PROBLEM: Copy every line in the records below that contains the word "korner".

GIVEN INFORMATION:
Start
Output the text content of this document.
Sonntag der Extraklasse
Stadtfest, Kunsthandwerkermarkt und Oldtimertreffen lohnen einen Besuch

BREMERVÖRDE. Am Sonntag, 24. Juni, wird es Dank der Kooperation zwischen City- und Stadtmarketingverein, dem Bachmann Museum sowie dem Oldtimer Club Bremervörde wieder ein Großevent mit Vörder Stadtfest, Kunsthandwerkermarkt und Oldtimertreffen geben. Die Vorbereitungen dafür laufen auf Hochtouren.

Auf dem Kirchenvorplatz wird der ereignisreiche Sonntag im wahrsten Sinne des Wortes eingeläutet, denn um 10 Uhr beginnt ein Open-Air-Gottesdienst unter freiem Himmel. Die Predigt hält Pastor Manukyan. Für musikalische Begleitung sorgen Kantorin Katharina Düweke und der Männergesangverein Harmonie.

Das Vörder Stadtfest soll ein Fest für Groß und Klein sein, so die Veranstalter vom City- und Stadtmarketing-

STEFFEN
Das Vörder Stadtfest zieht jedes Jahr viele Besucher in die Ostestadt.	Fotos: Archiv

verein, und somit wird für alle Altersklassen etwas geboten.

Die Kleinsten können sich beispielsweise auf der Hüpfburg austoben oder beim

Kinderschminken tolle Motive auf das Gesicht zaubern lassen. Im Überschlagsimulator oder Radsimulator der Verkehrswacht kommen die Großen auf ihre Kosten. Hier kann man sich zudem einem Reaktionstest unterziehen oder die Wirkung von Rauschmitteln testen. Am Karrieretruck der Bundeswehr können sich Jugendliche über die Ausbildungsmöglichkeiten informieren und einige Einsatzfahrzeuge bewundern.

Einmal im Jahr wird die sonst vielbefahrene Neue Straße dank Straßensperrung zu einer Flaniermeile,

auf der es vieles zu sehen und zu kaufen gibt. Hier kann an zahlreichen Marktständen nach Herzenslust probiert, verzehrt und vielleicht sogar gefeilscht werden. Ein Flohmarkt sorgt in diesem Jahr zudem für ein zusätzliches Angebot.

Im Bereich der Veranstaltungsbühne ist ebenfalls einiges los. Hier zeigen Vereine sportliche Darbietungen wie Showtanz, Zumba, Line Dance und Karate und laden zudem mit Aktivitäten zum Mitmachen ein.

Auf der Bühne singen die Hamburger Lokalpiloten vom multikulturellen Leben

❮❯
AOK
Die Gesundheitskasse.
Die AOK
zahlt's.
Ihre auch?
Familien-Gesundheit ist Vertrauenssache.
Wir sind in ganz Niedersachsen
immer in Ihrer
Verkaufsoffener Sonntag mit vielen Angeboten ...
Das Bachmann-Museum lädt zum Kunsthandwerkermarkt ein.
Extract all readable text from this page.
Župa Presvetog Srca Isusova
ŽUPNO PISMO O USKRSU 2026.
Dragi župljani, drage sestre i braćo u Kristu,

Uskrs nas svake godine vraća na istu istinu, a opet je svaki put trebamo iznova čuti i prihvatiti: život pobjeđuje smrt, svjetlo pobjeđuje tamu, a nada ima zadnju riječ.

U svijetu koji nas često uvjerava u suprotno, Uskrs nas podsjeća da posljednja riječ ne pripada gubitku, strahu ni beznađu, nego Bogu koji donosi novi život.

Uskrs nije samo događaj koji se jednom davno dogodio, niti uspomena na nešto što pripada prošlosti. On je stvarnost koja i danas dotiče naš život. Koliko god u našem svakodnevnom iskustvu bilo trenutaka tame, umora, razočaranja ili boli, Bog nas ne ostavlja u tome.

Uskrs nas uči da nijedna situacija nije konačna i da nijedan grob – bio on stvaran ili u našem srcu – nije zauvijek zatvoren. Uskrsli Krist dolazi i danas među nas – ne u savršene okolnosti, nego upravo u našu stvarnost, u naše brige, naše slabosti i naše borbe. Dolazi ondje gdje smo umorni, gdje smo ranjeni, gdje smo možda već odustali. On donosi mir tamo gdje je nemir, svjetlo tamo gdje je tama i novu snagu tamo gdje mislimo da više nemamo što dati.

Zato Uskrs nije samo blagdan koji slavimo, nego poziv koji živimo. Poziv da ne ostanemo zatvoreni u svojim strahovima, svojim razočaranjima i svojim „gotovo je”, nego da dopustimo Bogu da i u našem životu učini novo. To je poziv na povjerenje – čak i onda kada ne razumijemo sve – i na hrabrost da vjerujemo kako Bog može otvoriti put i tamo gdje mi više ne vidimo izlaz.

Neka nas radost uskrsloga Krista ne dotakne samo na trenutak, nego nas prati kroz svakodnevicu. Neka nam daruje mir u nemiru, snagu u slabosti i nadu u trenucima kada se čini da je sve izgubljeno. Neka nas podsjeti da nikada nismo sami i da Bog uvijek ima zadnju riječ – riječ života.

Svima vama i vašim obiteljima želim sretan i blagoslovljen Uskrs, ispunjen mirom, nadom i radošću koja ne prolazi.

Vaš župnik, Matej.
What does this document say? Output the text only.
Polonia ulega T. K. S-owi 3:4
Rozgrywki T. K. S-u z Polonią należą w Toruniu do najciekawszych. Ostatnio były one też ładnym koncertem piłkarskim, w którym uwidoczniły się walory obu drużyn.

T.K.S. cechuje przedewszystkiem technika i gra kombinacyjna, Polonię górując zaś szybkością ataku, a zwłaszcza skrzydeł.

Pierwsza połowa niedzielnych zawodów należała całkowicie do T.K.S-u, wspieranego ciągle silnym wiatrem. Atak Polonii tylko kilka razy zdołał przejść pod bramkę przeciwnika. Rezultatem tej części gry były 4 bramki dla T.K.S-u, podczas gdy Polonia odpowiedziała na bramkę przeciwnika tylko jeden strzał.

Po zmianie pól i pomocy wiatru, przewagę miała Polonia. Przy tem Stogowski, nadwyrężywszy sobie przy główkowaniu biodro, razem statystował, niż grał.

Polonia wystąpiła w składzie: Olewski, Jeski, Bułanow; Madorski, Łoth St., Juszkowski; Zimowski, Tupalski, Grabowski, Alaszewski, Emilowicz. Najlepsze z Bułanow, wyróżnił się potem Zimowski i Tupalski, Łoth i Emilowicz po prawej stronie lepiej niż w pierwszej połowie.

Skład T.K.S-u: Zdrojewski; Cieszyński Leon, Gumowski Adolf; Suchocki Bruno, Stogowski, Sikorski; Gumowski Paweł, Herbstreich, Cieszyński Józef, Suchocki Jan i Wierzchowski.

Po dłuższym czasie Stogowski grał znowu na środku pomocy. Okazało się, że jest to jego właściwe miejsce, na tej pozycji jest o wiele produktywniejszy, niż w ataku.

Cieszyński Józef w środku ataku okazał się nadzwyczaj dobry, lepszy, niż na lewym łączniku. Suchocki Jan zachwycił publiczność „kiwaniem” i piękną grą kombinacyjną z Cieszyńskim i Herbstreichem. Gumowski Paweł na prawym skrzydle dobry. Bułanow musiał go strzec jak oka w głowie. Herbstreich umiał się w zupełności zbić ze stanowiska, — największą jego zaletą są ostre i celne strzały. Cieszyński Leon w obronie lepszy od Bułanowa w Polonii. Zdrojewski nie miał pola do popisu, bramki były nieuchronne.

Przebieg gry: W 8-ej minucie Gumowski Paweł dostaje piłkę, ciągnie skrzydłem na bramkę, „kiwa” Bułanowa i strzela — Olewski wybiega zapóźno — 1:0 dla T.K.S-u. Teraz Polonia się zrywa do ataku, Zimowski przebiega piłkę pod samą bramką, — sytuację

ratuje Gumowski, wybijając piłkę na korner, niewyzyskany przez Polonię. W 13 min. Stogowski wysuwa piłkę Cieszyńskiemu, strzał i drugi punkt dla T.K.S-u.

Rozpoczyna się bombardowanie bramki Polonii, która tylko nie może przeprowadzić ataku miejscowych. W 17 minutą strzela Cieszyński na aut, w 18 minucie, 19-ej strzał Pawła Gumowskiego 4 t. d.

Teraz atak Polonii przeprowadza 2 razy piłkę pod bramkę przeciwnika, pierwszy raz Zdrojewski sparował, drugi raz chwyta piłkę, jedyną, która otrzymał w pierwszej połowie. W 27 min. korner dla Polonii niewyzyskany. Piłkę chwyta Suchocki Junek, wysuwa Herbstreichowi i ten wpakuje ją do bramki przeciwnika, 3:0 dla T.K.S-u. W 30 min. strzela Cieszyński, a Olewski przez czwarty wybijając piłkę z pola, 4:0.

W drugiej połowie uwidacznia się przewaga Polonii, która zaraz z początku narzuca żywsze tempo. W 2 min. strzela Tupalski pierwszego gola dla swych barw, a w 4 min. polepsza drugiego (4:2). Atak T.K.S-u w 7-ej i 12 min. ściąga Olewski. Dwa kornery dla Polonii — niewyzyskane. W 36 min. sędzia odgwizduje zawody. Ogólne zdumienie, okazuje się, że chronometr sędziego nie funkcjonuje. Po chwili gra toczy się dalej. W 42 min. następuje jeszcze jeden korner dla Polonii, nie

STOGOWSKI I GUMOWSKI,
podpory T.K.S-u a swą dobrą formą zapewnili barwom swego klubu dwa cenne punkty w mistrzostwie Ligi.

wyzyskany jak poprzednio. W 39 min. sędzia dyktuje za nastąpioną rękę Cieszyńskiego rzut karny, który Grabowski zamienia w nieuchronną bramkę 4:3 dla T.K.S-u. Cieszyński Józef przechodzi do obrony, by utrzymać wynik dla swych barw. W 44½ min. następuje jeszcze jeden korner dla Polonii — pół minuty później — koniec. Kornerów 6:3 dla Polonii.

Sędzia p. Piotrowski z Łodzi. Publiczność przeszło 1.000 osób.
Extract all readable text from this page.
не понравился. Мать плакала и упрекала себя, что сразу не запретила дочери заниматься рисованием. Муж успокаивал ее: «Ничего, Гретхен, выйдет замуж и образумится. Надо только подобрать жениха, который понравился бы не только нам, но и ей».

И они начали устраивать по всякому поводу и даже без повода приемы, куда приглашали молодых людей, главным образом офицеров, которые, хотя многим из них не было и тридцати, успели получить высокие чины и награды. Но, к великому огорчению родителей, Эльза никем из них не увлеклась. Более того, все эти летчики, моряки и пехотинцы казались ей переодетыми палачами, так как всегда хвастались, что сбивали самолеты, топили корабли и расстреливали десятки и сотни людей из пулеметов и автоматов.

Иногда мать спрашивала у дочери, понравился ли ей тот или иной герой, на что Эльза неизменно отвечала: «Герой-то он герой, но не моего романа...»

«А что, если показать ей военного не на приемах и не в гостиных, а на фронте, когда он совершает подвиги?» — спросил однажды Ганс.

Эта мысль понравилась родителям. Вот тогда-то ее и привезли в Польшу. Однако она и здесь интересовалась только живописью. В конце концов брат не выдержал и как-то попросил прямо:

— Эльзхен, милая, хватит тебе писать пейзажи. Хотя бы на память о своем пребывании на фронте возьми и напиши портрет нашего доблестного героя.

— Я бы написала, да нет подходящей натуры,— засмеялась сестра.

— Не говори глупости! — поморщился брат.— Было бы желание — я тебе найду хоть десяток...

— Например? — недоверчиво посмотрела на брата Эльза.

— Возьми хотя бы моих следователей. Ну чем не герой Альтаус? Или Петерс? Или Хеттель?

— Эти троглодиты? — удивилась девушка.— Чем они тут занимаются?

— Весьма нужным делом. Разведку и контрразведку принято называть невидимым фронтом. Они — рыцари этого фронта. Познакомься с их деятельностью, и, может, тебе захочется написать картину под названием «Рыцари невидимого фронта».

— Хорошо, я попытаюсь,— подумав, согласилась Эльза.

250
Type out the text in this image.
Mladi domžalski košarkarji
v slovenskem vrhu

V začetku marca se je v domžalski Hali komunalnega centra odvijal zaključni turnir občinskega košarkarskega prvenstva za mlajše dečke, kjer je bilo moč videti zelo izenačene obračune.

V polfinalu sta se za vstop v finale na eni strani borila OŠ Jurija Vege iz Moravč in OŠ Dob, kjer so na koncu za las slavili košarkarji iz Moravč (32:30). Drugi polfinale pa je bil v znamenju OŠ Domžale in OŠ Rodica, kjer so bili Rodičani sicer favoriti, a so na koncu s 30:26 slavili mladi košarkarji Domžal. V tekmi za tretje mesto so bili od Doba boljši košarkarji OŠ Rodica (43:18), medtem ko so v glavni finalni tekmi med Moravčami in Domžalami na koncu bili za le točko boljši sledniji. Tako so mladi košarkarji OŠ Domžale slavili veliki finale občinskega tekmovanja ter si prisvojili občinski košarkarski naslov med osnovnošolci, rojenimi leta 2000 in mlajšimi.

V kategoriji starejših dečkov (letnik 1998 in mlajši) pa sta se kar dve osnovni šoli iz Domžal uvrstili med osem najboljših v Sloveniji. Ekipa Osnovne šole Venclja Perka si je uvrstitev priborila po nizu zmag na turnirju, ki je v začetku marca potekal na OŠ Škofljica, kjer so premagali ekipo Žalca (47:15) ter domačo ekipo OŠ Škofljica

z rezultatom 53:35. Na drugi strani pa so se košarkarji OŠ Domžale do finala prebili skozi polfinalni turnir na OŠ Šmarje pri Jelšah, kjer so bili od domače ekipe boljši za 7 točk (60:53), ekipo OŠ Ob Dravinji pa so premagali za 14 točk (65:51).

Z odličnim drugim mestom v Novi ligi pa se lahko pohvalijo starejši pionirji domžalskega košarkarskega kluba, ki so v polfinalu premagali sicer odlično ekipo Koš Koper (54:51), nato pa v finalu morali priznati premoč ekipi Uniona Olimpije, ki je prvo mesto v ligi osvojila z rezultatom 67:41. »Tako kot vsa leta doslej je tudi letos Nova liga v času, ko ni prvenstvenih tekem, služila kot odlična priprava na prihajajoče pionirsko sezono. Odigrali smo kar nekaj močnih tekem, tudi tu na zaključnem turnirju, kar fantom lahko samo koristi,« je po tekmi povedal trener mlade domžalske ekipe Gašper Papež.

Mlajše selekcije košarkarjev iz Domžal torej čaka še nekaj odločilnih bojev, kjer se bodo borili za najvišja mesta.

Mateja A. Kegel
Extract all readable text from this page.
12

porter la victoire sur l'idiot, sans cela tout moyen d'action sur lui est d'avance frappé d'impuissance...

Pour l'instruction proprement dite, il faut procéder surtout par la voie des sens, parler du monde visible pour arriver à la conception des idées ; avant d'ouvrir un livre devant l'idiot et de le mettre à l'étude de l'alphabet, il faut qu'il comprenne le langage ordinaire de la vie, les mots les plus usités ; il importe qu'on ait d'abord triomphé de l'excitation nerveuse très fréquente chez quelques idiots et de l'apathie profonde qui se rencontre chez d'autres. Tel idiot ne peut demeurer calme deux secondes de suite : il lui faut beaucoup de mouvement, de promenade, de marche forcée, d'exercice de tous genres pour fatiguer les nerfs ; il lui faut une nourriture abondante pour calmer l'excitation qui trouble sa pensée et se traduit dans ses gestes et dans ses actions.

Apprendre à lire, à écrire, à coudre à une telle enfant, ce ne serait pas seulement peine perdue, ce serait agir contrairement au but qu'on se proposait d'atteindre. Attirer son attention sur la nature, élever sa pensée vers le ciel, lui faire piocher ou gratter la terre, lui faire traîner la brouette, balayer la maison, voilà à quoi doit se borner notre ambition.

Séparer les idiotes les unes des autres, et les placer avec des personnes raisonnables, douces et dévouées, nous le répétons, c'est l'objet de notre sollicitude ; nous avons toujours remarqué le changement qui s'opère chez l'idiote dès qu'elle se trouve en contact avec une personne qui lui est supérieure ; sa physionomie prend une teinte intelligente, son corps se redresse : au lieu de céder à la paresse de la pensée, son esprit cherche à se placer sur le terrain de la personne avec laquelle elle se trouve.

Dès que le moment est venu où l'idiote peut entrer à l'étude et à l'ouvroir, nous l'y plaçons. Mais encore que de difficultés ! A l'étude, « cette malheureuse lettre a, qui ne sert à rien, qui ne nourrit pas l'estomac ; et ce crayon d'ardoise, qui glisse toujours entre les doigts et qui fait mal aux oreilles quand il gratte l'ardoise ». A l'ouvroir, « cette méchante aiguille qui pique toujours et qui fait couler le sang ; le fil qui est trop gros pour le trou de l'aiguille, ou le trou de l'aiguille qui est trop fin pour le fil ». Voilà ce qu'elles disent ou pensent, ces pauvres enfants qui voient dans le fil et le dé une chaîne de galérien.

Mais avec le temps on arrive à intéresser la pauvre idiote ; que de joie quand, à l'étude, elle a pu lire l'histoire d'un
End
FULL RESPONSE:
ratuje Gumowski, wybijając piłkę na korner, niewyzyskany przez Polonię. W 13 min. Stogowski wysuwa piłkę Cieszyńskiemu, strzał i drugi punkt dla T.K.S-u.
Teraz atak Polonii przeprowadza 2 razy piłkę pod bramkę przeciwnika, pierwszy raz Zdrojewski sparował, drugi raz chwyta piłkę, jedyną, która otrzymał w pierwszej połowie. W 27 min. korner dla Polonii niewyzyskany. Piłkę chwyta Suchocki Junek, wysuwa Herbstreichowi i ten wpakuje ją do bramki przeciwnika, 3:0 dla T.K.S-u. W 30 min. strzela Cieszyński, a Olewski przez czwarty wybijając piłkę z pola, 4:0.
W drugiej połowie uwidacznia się przewaga Polonii, która zaraz z początku narzuca żywsze tempo. W 2 min. strzela Tupalski pierwszego gola dla swych barw, a w 4 min. polepsza drugiego (4:2). Atak T.K.S-u w 7-ej i 12 min. ściąga Olewski. Dwa kornery dla Polonii — niewyzyskane. W 36 min. sędzia odgwizduje zawody. Ogólne zdumienie, okazuje się, że chronometr sędziego nie funkcjonuje. Po chwili gra toczy się dalej. W 42 min. następuje jeszcze jeden korner dla Polonii, nie
wyzyskany jak poprzednio. W 39 min. sędzia dyktuje za nastąpioną rękę Cieszyńskiego rzut karny, który Grabowski zamienia w nieuchronną bramkę 4:3 dla T.K.S-u. Cieszyński Józef przechodzi do obrony, by utrzymać wynik dla swych barw. W 44½ min. następuje jeszcze jeden korner dla Polonii — pół minuty później — koniec. Kornerów 6:3 dla Polonii.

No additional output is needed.